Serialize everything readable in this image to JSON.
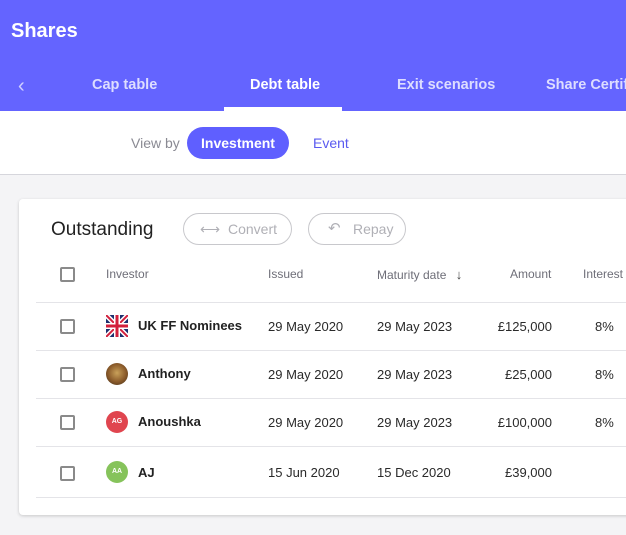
{
  "app": {
    "title": "Shares"
  },
  "tabs": [
    {
      "label": "Cap table"
    },
    {
      "label": "Debt table"
    },
    {
      "label": "Exit scenarios"
    },
    {
      "label": "Share Certifi"
    }
  ],
  "view_by": {
    "label": "View by",
    "options": [
      "Investment",
      "Event"
    ],
    "selected": "Investment"
  },
  "outstanding": {
    "title": "Outstanding",
    "convert_label": "Convert",
    "repay_label": "Repay",
    "columns": {
      "investor": "Investor",
      "issued": "Issued",
      "maturity": "Maturity date",
      "amount": "Amount",
      "interest": "Interest"
    },
    "rows": [
      {
        "avatar": "uk-flag",
        "initials": "",
        "investor": "UK FF Nominees",
        "issued": "29 May 2020",
        "maturity": "29 May 2023",
        "amount": "£125,000",
        "interest": "8%"
      },
      {
        "avatar": "photo",
        "initials": "",
        "investor": "Anthony",
        "issued": "29 May 2020",
        "maturity": "29 May 2023",
        "amount": "£25,000",
        "interest": "8%"
      },
      {
        "avatar": "initials",
        "initials": "AG",
        "investor": "Anoushka",
        "issued": "29 May 2020",
        "maturity": "29 May 2023",
        "amount": "£100,000",
        "interest": "8%"
      },
      {
        "avatar": "initials",
        "initials": "AA",
        "investor": "AJ",
        "issued": "15 Jun 2020",
        "maturity": "15 Dec 2020",
        "amount": "£39,000",
        "interest": ""
      }
    ]
  },
  "colors": {
    "header": "#6464ff",
    "accent": "#5f5fff",
    "avatar_ag": "#e0454f",
    "avatar_aa": "#86c35b"
  }
}
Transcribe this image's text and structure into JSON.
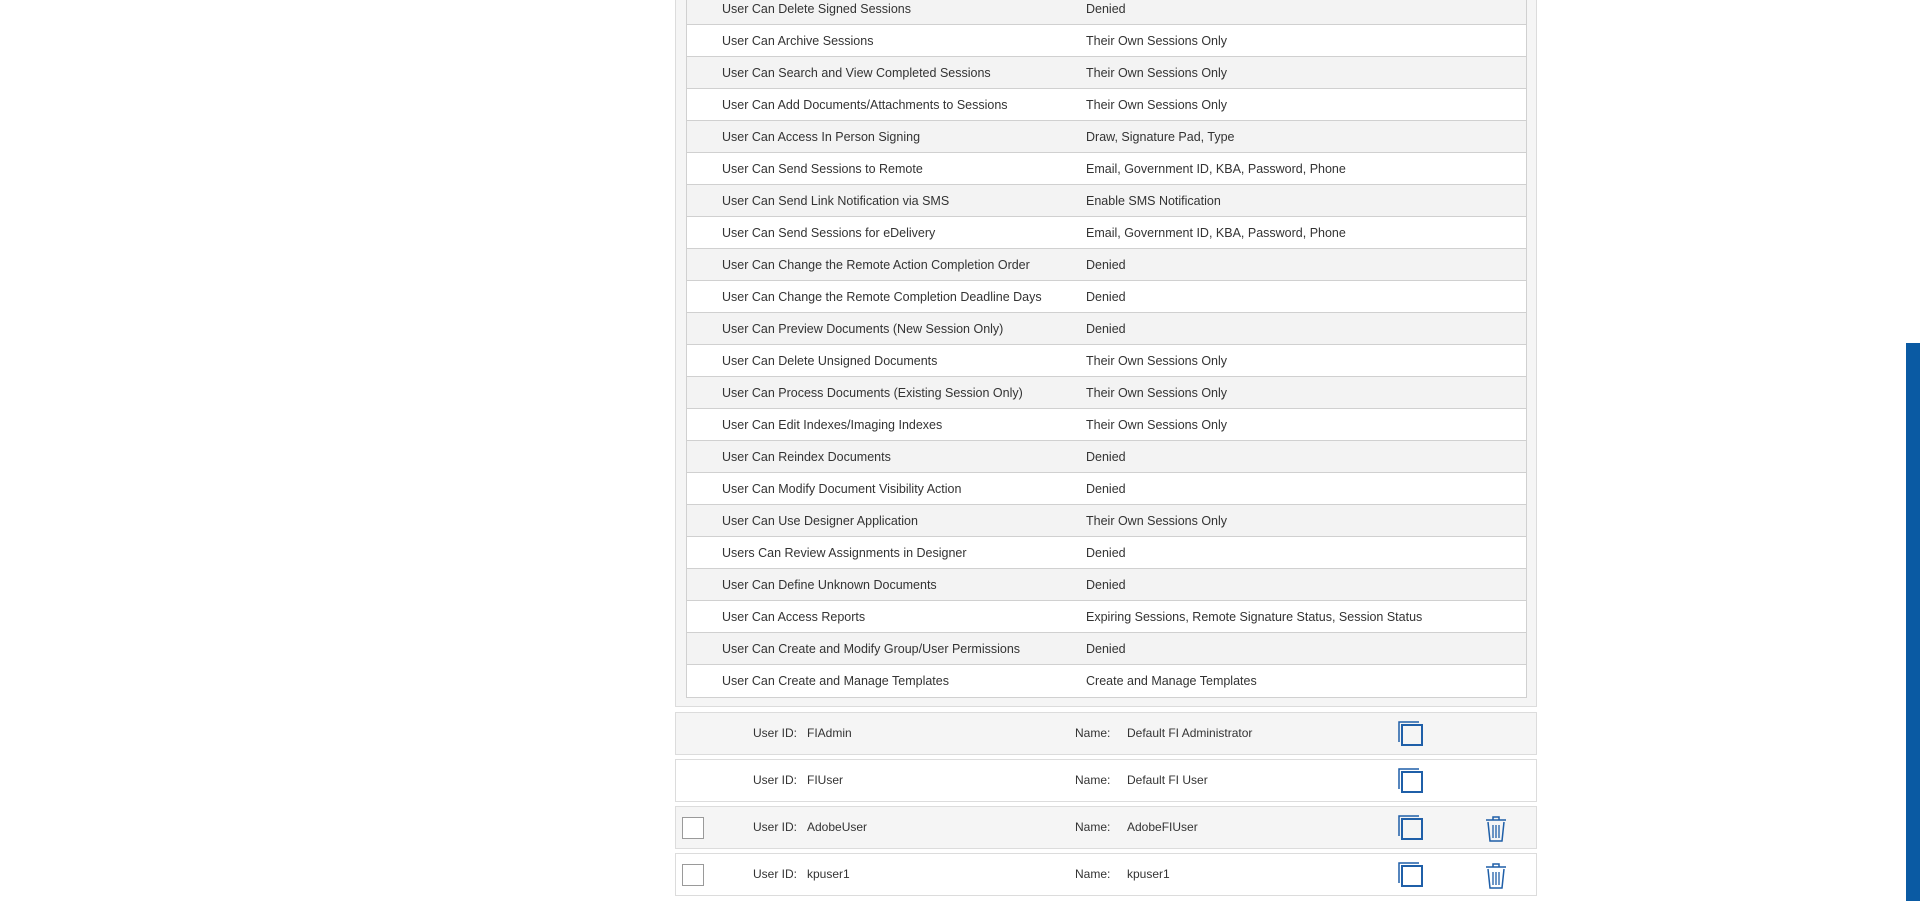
{
  "permissions": [
    {
      "name": "User Can Delete Signed Sessions",
      "value": "Denied"
    },
    {
      "name": "User Can Archive Sessions",
      "value": "Their Own Sessions Only"
    },
    {
      "name": "User Can Search and View Completed Sessions",
      "value": "Their Own Sessions Only"
    },
    {
      "name": "User Can Add Documents/Attachments to Sessions",
      "value": "Their Own Sessions Only"
    },
    {
      "name": "User Can Access In Person Signing",
      "value": "Draw, Signature Pad, Type"
    },
    {
      "name": "User Can Send Sessions to Remote",
      "value": "Email, Government ID, KBA, Password, Phone"
    },
    {
      "name": "User Can Send Link Notification via SMS",
      "value": "Enable SMS Notification"
    },
    {
      "name": "User Can Send Sessions for eDelivery",
      "value": "Email, Government ID, KBA, Password, Phone"
    },
    {
      "name": "User Can Change the Remote Action Completion Order",
      "value": "Denied"
    },
    {
      "name": "User Can Change the Remote Completion Deadline Days",
      "value": "Denied"
    },
    {
      "name": "User Can Preview Documents (New Session Only)",
      "value": "Denied"
    },
    {
      "name": "User Can Delete Unsigned Documents",
      "value": "Their Own Sessions Only"
    },
    {
      "name": "User Can Process Documents (Existing Session Only)",
      "value": "Their Own Sessions Only"
    },
    {
      "name": "User Can Edit Indexes/Imaging Indexes",
      "value": "Their Own Sessions Only"
    },
    {
      "name": "User Can Reindex Documents",
      "value": "Denied"
    },
    {
      "name": "User Can Modify Document Visibility Action",
      "value": "Denied"
    },
    {
      "name": "User Can Use Designer Application",
      "value": "Their Own Sessions Only"
    },
    {
      "name": "Users Can Review Assignments in Designer",
      "value": "Denied"
    },
    {
      "name": "User Can Define Unknown Documents",
      "value": "Denied"
    },
    {
      "name": "User Can Access Reports",
      "value": "Expiring Sessions, Remote Signature Status, Session Status"
    },
    {
      "name": "User Can Create and Modify Group/User Permissions",
      "value": "Denied"
    },
    {
      "name": "User Can Create and Manage Templates",
      "value": "Create and Manage Templates"
    }
  ],
  "users": {
    "id_label": "User ID:",
    "name_label": "Name:",
    "rows": [
      {
        "user_id": "FIAdmin",
        "name": "Default FI Administrator"
      },
      {
        "user_id": "FIUser",
        "name": "Default FI User"
      },
      {
        "user_id": "AdobeUser",
        "name": "AdobeFIUser"
      },
      {
        "user_id": "kpuser1",
        "name": "kpuser1"
      }
    ]
  },
  "icons": {
    "copy": "copy-icon",
    "delete": "trash-icon"
  },
  "colors": {
    "accent": "#1f5fa8",
    "sidebar": "#0a5aa3",
    "row_shade": "#f3f3f3",
    "border": "#d0d0d0"
  }
}
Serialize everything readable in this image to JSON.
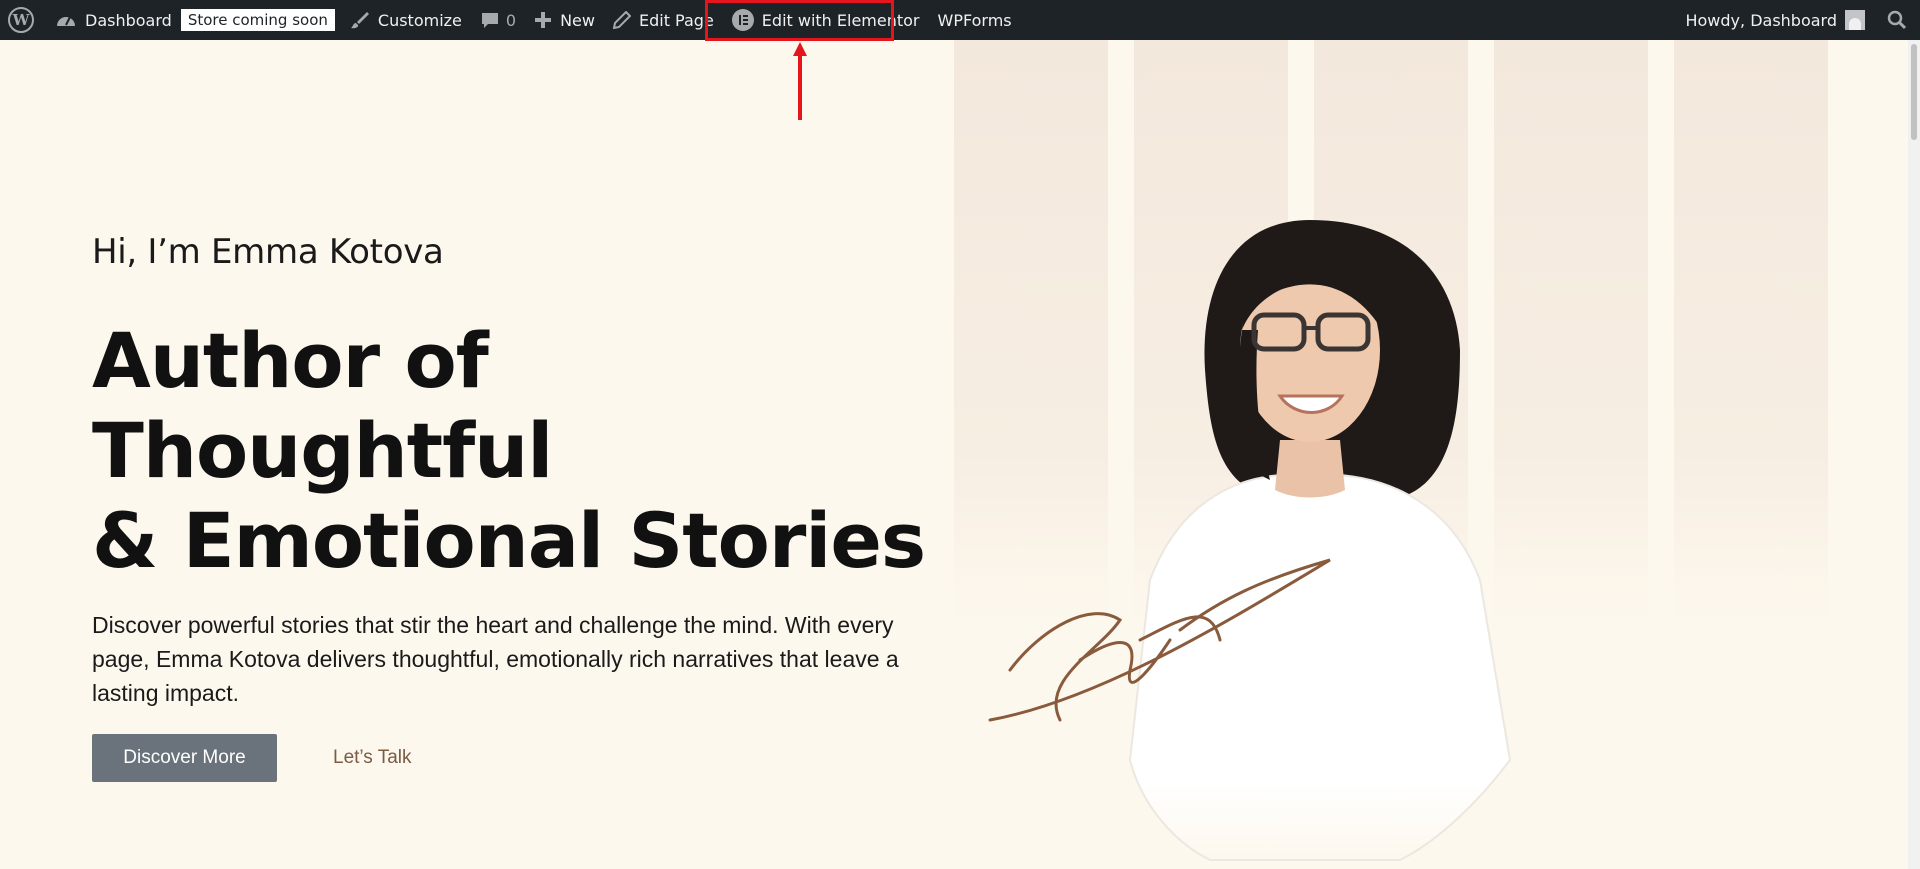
{
  "adminbar": {
    "dashboard_label": "Dashboard",
    "store_badge": "Store coming soon",
    "customize_label": "Customize",
    "comments_count": "0",
    "new_label": "New",
    "edit_page_label": "Edit Page",
    "elementor_label": "Edit with Elementor",
    "wpforms_label": "WPForms",
    "howdy_label": "Howdy, Dashboard",
    "icons": [
      "wordpress-logo-icon",
      "dashboard-icon",
      "customize-brush-icon",
      "comment-icon",
      "plus-icon",
      "pencil-icon",
      "elementor-icon",
      "avatar",
      "search-icon"
    ]
  },
  "annotation": {
    "highlight_color": "#e4151c"
  },
  "hero": {
    "greeting": "Hi, I’m Emma Kotova",
    "headline_line1": "Author of Thoughtful",
    "headline_line2": "& Emotional Stories",
    "description": "Discover powerful stories that stir the heart and challenge the mind. With every page, Emma Kotova delivers thoughtful, emotionally rich narratives that leave a lasting impact.",
    "primary_button": "Discover More",
    "secondary_link": "Let’s Talk"
  },
  "colors": {
    "background": "#fdf8ee",
    "adminbar": "#1d2327",
    "button": "#6a737b",
    "link": "#7a5b45"
  }
}
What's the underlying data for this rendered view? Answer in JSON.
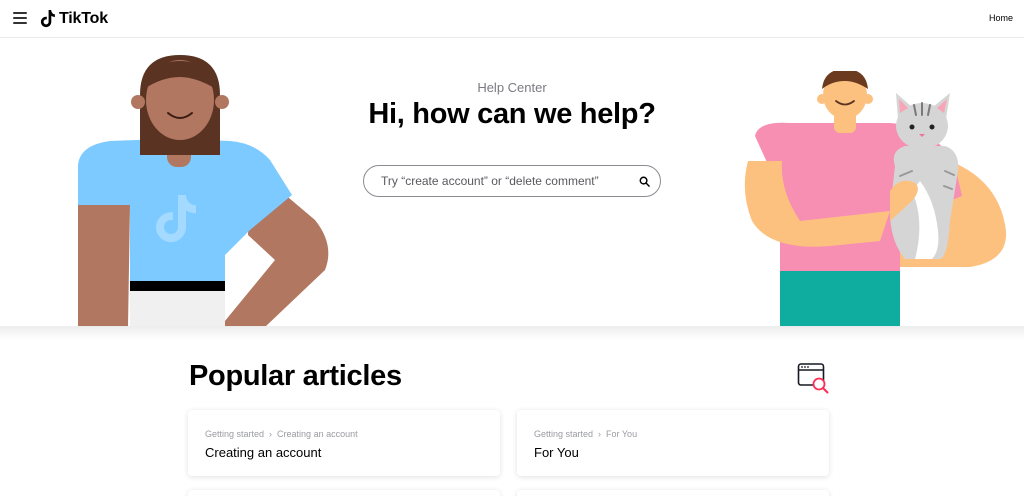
{
  "header": {
    "brand": "TikTok",
    "nav_home": "Home"
  },
  "hero": {
    "eyebrow": "Help Center",
    "title": "Hi, how can we help?",
    "search_placeholder": "Try “create account” or “delete comment”"
  },
  "popular": {
    "title": "Popular articles",
    "articles": [
      {
        "crumb_1": "Getting started",
        "crumb_2": "Creating an account",
        "title": "Creating an account"
      },
      {
        "crumb_1": "Getting started",
        "crumb_2": "For You",
        "title": "For You"
      }
    ]
  },
  "icons": {
    "menu": "hamburger-menu-icon",
    "logo": "tiktok-logo-icon",
    "search": "search-icon",
    "articles": "browser-search-icon",
    "crumb_separator": "chevron-right-icon"
  },
  "colors": {
    "accent_pink": "#fe2c55",
    "shirt_blue": "#7ccaff",
    "shirt_pink": "#f78fb3",
    "pants_teal": "#0fada0",
    "skin_dark": "#b17761",
    "skin_light": "#fdc17f"
  }
}
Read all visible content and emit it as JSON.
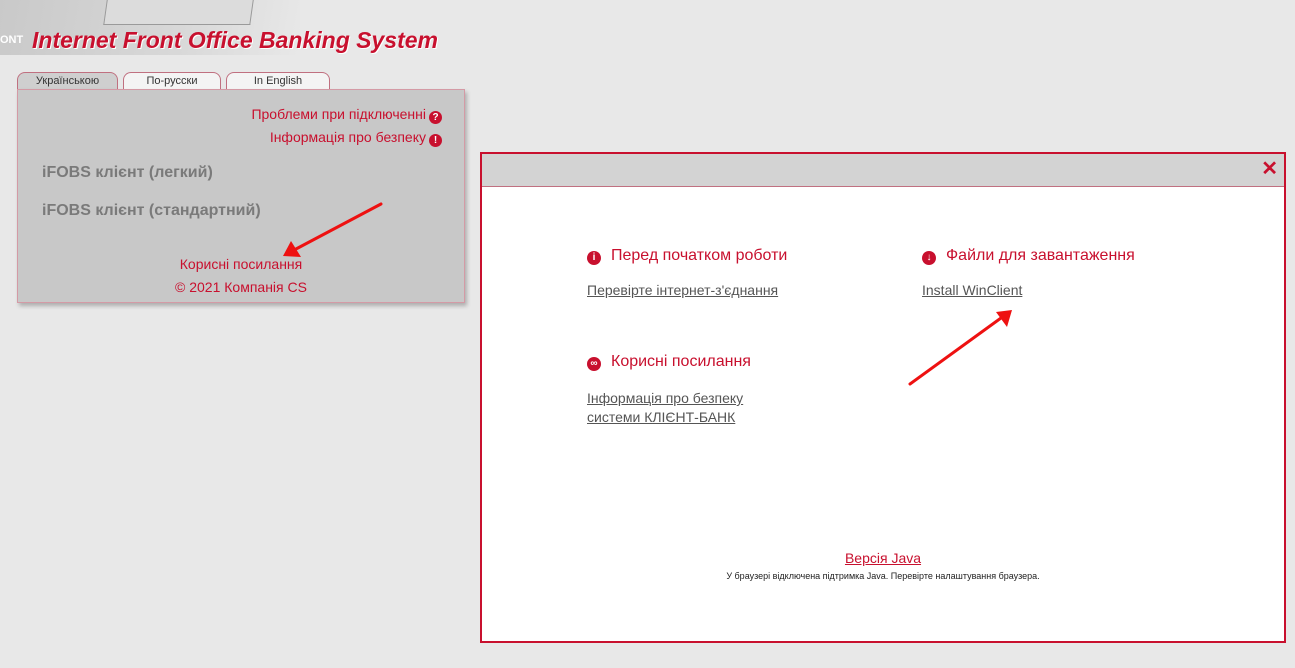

** Task statement **
Look through the entries above and count each line holding "investor"; report the count alone.

** Exercise response **
5